Exercise instructions
Write the material out again in full, exactly.

━━━ Material for this task

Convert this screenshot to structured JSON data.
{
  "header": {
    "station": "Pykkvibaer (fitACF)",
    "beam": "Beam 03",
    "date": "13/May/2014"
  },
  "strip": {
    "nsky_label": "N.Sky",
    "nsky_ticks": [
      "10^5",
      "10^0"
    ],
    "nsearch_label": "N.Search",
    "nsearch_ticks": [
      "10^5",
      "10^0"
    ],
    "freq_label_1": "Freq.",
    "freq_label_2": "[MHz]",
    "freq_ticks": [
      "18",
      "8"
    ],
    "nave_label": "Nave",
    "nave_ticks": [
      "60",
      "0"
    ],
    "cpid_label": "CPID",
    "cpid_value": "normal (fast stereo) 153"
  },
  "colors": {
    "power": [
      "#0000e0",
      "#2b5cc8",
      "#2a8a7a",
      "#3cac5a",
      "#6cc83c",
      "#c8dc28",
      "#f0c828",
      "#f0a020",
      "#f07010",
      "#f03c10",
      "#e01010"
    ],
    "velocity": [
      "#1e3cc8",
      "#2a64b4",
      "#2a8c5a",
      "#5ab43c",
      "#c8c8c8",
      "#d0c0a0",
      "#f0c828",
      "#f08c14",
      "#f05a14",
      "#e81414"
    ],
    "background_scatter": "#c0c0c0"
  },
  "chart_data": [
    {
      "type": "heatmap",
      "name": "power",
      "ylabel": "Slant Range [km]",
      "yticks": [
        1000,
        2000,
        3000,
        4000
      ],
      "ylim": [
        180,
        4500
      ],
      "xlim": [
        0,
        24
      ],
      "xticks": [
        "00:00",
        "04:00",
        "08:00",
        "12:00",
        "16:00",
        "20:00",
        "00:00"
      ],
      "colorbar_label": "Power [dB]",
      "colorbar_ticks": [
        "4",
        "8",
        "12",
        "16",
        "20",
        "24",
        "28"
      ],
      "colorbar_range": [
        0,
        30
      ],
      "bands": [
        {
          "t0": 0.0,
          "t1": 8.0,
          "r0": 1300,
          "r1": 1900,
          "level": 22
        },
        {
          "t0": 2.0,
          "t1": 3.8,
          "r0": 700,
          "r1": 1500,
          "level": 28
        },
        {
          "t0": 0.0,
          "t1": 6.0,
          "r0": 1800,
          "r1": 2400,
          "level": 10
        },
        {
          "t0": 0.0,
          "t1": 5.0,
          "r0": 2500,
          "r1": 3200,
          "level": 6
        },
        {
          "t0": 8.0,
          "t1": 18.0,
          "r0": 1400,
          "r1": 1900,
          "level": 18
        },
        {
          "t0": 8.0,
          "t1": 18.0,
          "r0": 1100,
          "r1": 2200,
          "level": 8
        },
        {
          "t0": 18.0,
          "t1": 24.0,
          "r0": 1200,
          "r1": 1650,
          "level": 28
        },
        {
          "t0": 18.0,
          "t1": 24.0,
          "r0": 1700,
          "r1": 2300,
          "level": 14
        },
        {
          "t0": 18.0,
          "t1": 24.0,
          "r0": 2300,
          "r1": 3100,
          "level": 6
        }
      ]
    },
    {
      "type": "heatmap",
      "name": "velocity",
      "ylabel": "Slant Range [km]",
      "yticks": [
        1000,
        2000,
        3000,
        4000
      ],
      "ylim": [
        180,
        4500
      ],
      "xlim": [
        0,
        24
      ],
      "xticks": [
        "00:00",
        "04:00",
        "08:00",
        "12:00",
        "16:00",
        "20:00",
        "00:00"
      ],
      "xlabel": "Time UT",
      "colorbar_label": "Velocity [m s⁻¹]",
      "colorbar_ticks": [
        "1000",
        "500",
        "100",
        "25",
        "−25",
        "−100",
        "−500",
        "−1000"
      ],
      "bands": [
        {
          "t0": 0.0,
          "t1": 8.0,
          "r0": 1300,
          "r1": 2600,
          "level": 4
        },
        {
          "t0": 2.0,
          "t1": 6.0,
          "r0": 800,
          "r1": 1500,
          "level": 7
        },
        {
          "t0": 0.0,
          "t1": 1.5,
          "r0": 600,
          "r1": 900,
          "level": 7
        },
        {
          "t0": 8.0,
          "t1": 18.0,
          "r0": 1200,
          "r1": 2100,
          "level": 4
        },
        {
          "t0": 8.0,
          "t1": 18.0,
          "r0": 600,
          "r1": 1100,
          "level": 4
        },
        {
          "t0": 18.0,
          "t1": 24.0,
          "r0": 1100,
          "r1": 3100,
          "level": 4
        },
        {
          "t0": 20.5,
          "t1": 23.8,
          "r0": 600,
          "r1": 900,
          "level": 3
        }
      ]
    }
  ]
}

━━━━━━

Task result
Convert this screenshot to structured JSON data.
{
  "header": {
    "station": "Pykkvibaer (fitACF)",
    "beam": "Beam 03",
    "date": "13/May/2014"
  },
  "strip": {
    "nsky_label": "N.Sky",
    "nsky_ticks": [
      "10^5",
      "10^0"
    ],
    "nsearch_label": "N.Search",
    "nsearch_ticks": [
      "10^5",
      "10^0"
    ],
    "freq_label_1": "Freq.",
    "freq_label_2": "[MHz]",
    "freq_ticks": [
      "18",
      "8"
    ],
    "nave_label": "Nave",
    "nave_ticks": [
      "60",
      "0"
    ],
    "cpid_label": "CPID",
    "cpid_value": "normal (fast stereo) 153"
  },
  "colors": {
    "power": [
      "#0000e0",
      "#2b5cc8",
      "#2a8a7a",
      "#3cac5a",
      "#6cc83c",
      "#c8dc28",
      "#f0c828",
      "#f0a020",
      "#f07010",
      "#f03c10",
      "#e01010"
    ],
    "velocity": [
      "#1e3cc8",
      "#2a64b4",
      "#2a8c5a",
      "#5ab43c",
      "#c8c8c8",
      "#d0c0a0",
      "#f0c828",
      "#f08c14",
      "#f05a14",
      "#e81414"
    ],
    "background_scatter": "#c0c0c0"
  },
  "chart_data": [
    {
      "type": "heatmap",
      "name": "power",
      "ylabel": "Slant Range [km]",
      "yticks": [
        1000,
        2000,
        3000,
        4000
      ],
      "ylim": [
        180,
        4500
      ],
      "xlim": [
        0,
        24
      ],
      "xticks": [
        "00:00",
        "04:00",
        "08:00",
        "12:00",
        "16:00",
        "20:00",
        "00:00"
      ],
      "colorbar_label": "Power [dB]",
      "colorbar_ticks": [
        "4",
        "8",
        "12",
        "16",
        "20",
        "24",
        "28"
      ],
      "colorbar_range": [
        0,
        30
      ],
      "bands": [
        {
          "t0": 0.0,
          "t1": 8.0,
          "r0": 1300,
          "r1": 1900,
          "level": 22
        },
        {
          "t0": 2.0,
          "t1": 3.8,
          "r0": 700,
          "r1": 1500,
          "level": 28
        },
        {
          "t0": 0.0,
          "t1": 6.0,
          "r0": 1800,
          "r1": 2400,
          "level": 10
        },
        {
          "t0": 0.0,
          "t1": 5.0,
          "r0": 2500,
          "r1": 3200,
          "level": 6
        },
        {
          "t0": 8.0,
          "t1": 18.0,
          "r0": 1400,
          "r1": 1900,
          "level": 18
        },
        {
          "t0": 8.0,
          "t1": 18.0,
          "r0": 1100,
          "r1": 2200,
          "level": 8
        },
        {
          "t0": 18.0,
          "t1": 24.0,
          "r0": 1200,
          "r1": 1650,
          "level": 28
        },
        {
          "t0": 18.0,
          "t1": 24.0,
          "r0": 1700,
          "r1": 2300,
          "level": 14
        },
        {
          "t0": 18.0,
          "t1": 24.0,
          "r0": 2300,
          "r1": 3100,
          "level": 6
        }
      ]
    },
    {
      "type": "heatmap",
      "name": "velocity",
      "ylabel": "Slant Range [km]",
      "yticks": [
        1000,
        2000,
        3000,
        4000
      ],
      "ylim": [
        180,
        4500
      ],
      "xlim": [
        0,
        24
      ],
      "xticks": [
        "00:00",
        "04:00",
        "08:00",
        "12:00",
        "16:00",
        "20:00",
        "00:00"
      ],
      "xlabel": "Time UT",
      "colorbar_label": "Velocity [m s⁻¹]",
      "colorbar_ticks": [
        "1000",
        "500",
        "100",
        "25",
        "−25",
        "−100",
        "−500",
        "−1000"
      ],
      "bands": [
        {
          "t0": 0.0,
          "t1": 8.0,
          "r0": 1300,
          "r1": 2600,
          "level": 4
        },
        {
          "t0": 2.0,
          "t1": 6.0,
          "r0": 800,
          "r1": 1500,
          "level": 7
        },
        {
          "t0": 0.0,
          "t1": 1.5,
          "r0": 600,
          "r1": 900,
          "level": 7
        },
        {
          "t0": 8.0,
          "t1": 18.0,
          "r0": 1200,
          "r1": 2100,
          "level": 4
        },
        {
          "t0": 8.0,
          "t1": 18.0,
          "r0": 600,
          "r1": 1100,
          "level": 4
        },
        {
          "t0": 18.0,
          "t1": 24.0,
          "r0": 1100,
          "r1": 3100,
          "level": 4
        },
        {
          "t0": 20.5,
          "t1": 23.8,
          "r0": 600,
          "r1": 900,
          "level": 3
        }
      ]
    }
  ]
}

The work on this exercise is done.